**Exercise task:** Write the data below out exactly as it stands. Do not include the pictures.

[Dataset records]
--------------------------------------------------

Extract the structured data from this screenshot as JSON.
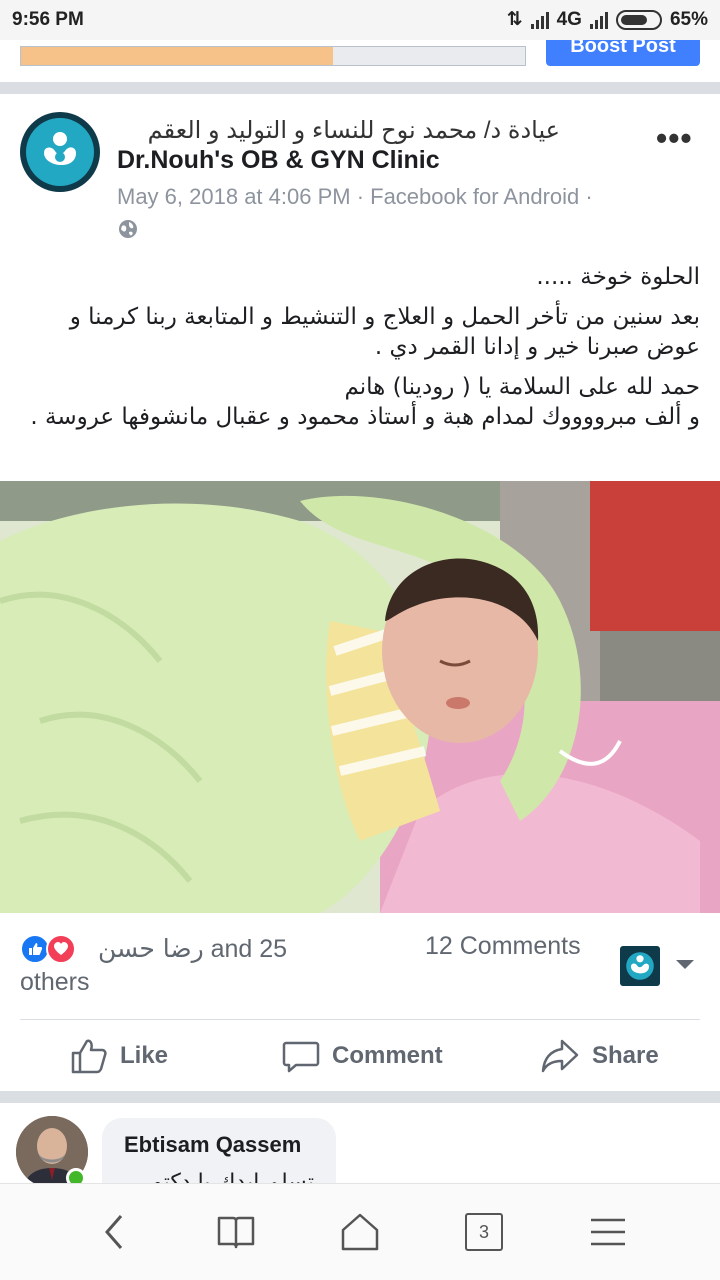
{
  "status_bar": {
    "time": "9:56 PM",
    "network": "4G",
    "battery": "65%"
  },
  "top_strip": {
    "progress_fraction": 0.62,
    "boost_label": "Boost Post"
  },
  "post": {
    "page_name_ar": "عيادة د/ محمد نوح للنساء و التوليد و العقم",
    "page_name_en": "Dr.Nouh's OB & GYN Clinic",
    "meta": "May 6, 2018 at 4:06 PM · Facebook for Android ·",
    "more_label": "•••",
    "text": {
      "line1": "الحلوة خوخة .....",
      "line2": "بعد سنين من تأخر الحمل و العلاج و التنشيط و المتابعة ربنا كرمنا و عوض صبرنا خير و إدانا القمر دي .",
      "line3": "حمد لله على السلامة يا ( رودينا) هانم",
      "line4": "و ألف مبرووووك لمدام هبة و أستاذ محمود و عقبال مانشوفها عروسة ."
    }
  },
  "reactions": {
    "names": "رضا حسن",
    "and_count": "and 25",
    "others": "others",
    "comments": "12 Comments"
  },
  "actions": {
    "like": "Like",
    "comment": "Comment",
    "share": "Share"
  },
  "comment": {
    "author": "Ebtisam Qassem",
    "text": "تسلم ايدك يا دكتور"
  },
  "bottom_nav": {
    "tab_count": "3"
  },
  "colors": {
    "facebook_blue": "#1877f2",
    "love_red": "#f33e58",
    "boost_blue": "#4080ff",
    "clinic_teal": "#23a8c4"
  }
}
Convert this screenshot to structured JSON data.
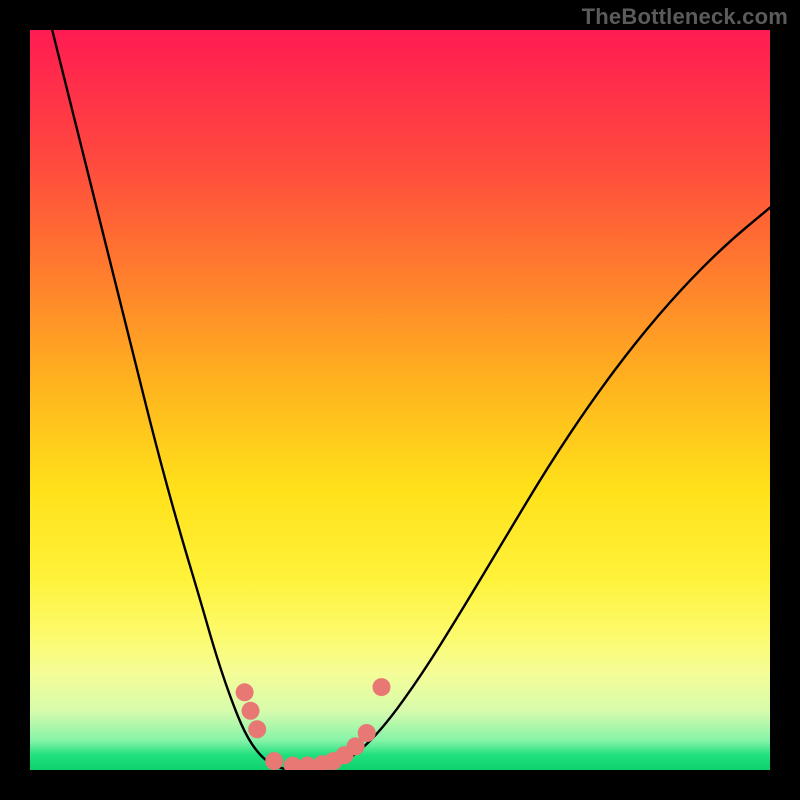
{
  "watermark": "TheBottleneck.com",
  "chart_data": {
    "type": "line",
    "title": "",
    "xlabel": "",
    "ylabel": "",
    "xlim": [
      0,
      100
    ],
    "ylim": [
      0,
      100
    ],
    "curve": {
      "name": "bottleneck-curve",
      "points": [
        {
          "x": 3,
          "y": 100
        },
        {
          "x": 5,
          "y": 92
        },
        {
          "x": 8,
          "y": 80
        },
        {
          "x": 11,
          "y": 68
        },
        {
          "x": 14,
          "y": 56
        },
        {
          "x": 17,
          "y": 44
        },
        {
          "x": 20,
          "y": 33
        },
        {
          "x": 23,
          "y": 23
        },
        {
          "x": 25,
          "y": 16
        },
        {
          "x": 27,
          "y": 10
        },
        {
          "x": 29,
          "y": 5
        },
        {
          "x": 31,
          "y": 2
        },
        {
          "x": 33,
          "y": 0.5
        },
        {
          "x": 35,
          "y": 0
        },
        {
          "x": 38,
          "y": 0
        },
        {
          "x": 41,
          "y": 0.5
        },
        {
          "x": 44,
          "y": 2
        },
        {
          "x": 48,
          "y": 6
        },
        {
          "x": 53,
          "y": 13
        },
        {
          "x": 58,
          "y": 21
        },
        {
          "x": 64,
          "y": 31
        },
        {
          "x": 70,
          "y": 41
        },
        {
          "x": 76,
          "y": 50
        },
        {
          "x": 82,
          "y": 58
        },
        {
          "x": 88,
          "y": 65
        },
        {
          "x": 94,
          "y": 71
        },
        {
          "x": 100,
          "y": 76
        }
      ]
    },
    "markers": {
      "name": "highlight-dots",
      "color": "#e77873",
      "points": [
        {
          "x": 29.0,
          "y": 10.5
        },
        {
          "x": 29.8,
          "y": 8.0
        },
        {
          "x": 30.7,
          "y": 5.5
        },
        {
          "x": 33.0,
          "y": 1.2
        },
        {
          "x": 35.5,
          "y": 0.6
        },
        {
          "x": 37.5,
          "y": 0.6
        },
        {
          "x": 39.5,
          "y": 0.8
        },
        {
          "x": 41.0,
          "y": 1.2
        },
        {
          "x": 42.5,
          "y": 2.0
        },
        {
          "x": 44.0,
          "y": 3.2
        },
        {
          "x": 45.5,
          "y": 5.0
        },
        {
          "x": 47.5,
          "y": 11.2
        }
      ]
    },
    "gradient_bands": [
      {
        "at": 0,
        "meaning": "worst",
        "color": "#ff1b52"
      },
      {
        "at": 50,
        "meaning": "mid",
        "color": "#ffe11a"
      },
      {
        "at": 100,
        "meaning": "best",
        "color": "#0dd26f"
      }
    ]
  }
}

--------------------------------------------------

**Complete answer:**
Extract the structured data from this screenshot as JSON.
{
  "status_bar": {
    "time": "9:56 PM",
    "network": "4G",
    "battery": "65%"
  },
  "top_strip": {
    "progress_fraction": 0.62,
    "boost_label": "Boost Post"
  },
  "post": {
    "page_name_ar": "عيادة د/ محمد نوح للنساء و التوليد و العقم",
    "page_name_en": "Dr.Nouh's OB & GYN Clinic",
    "meta": "May 6, 2018 at 4:06 PM · Facebook for Android ·",
    "more_label": "•••",
    "text": {
      "line1": "الحلوة خوخة .....",
      "line2": "بعد سنين من تأخر الحمل و العلاج و التنشيط و المتابعة ربنا كرمنا و عوض صبرنا خير و إدانا القمر دي .",
      "line3": "حمد لله على السلامة يا ( رودينا) هانم",
      "line4": "و ألف مبرووووك لمدام هبة و أستاذ محمود و عقبال مانشوفها عروسة ."
    }
  },
  "reactions": {
    "names": "رضا حسن",
    "and_count": "and 25",
    "others": "others",
    "comments": "12 Comments"
  },
  "actions": {
    "like": "Like",
    "comment": "Comment",
    "share": "Share"
  },
  "comment": {
    "author": "Ebtisam Qassem",
    "text": "تسلم ايدك يا دكتور"
  },
  "bottom_nav": {
    "tab_count": "3"
  },
  "colors": {
    "facebook_blue": "#1877f2",
    "love_red": "#f33e58",
    "boost_blue": "#4080ff",
    "clinic_teal": "#23a8c4"
  }
}
Convert this screenshot to structured JSON data.
{
  "watermark": "TheBottleneck.com",
  "chart_data": {
    "type": "line",
    "title": "",
    "xlabel": "",
    "ylabel": "",
    "xlim": [
      0,
      100
    ],
    "ylim": [
      0,
      100
    ],
    "curve": {
      "name": "bottleneck-curve",
      "points": [
        {
          "x": 3,
          "y": 100
        },
        {
          "x": 5,
          "y": 92
        },
        {
          "x": 8,
          "y": 80
        },
        {
          "x": 11,
          "y": 68
        },
        {
          "x": 14,
          "y": 56
        },
        {
          "x": 17,
          "y": 44
        },
        {
          "x": 20,
          "y": 33
        },
        {
          "x": 23,
          "y": 23
        },
        {
          "x": 25,
          "y": 16
        },
        {
          "x": 27,
          "y": 10
        },
        {
          "x": 29,
          "y": 5
        },
        {
          "x": 31,
          "y": 2
        },
        {
          "x": 33,
          "y": 0.5
        },
        {
          "x": 35,
          "y": 0
        },
        {
          "x": 38,
          "y": 0
        },
        {
          "x": 41,
          "y": 0.5
        },
        {
          "x": 44,
          "y": 2
        },
        {
          "x": 48,
          "y": 6
        },
        {
          "x": 53,
          "y": 13
        },
        {
          "x": 58,
          "y": 21
        },
        {
          "x": 64,
          "y": 31
        },
        {
          "x": 70,
          "y": 41
        },
        {
          "x": 76,
          "y": 50
        },
        {
          "x": 82,
          "y": 58
        },
        {
          "x": 88,
          "y": 65
        },
        {
          "x": 94,
          "y": 71
        },
        {
          "x": 100,
          "y": 76
        }
      ]
    },
    "markers": {
      "name": "highlight-dots",
      "color": "#e77873",
      "points": [
        {
          "x": 29.0,
          "y": 10.5
        },
        {
          "x": 29.8,
          "y": 8.0
        },
        {
          "x": 30.7,
          "y": 5.5
        },
        {
          "x": 33.0,
          "y": 1.2
        },
        {
          "x": 35.5,
          "y": 0.6
        },
        {
          "x": 37.5,
          "y": 0.6
        },
        {
          "x": 39.5,
          "y": 0.8
        },
        {
          "x": 41.0,
          "y": 1.2
        },
        {
          "x": 42.5,
          "y": 2.0
        },
        {
          "x": 44.0,
          "y": 3.2
        },
        {
          "x": 45.5,
          "y": 5.0
        },
        {
          "x": 47.5,
          "y": 11.2
        }
      ]
    },
    "gradient_bands": [
      {
        "at": 0,
        "meaning": "worst",
        "color": "#ff1b52"
      },
      {
        "at": 50,
        "meaning": "mid",
        "color": "#ffe11a"
      },
      {
        "at": 100,
        "meaning": "best",
        "color": "#0dd26f"
      }
    ]
  }
}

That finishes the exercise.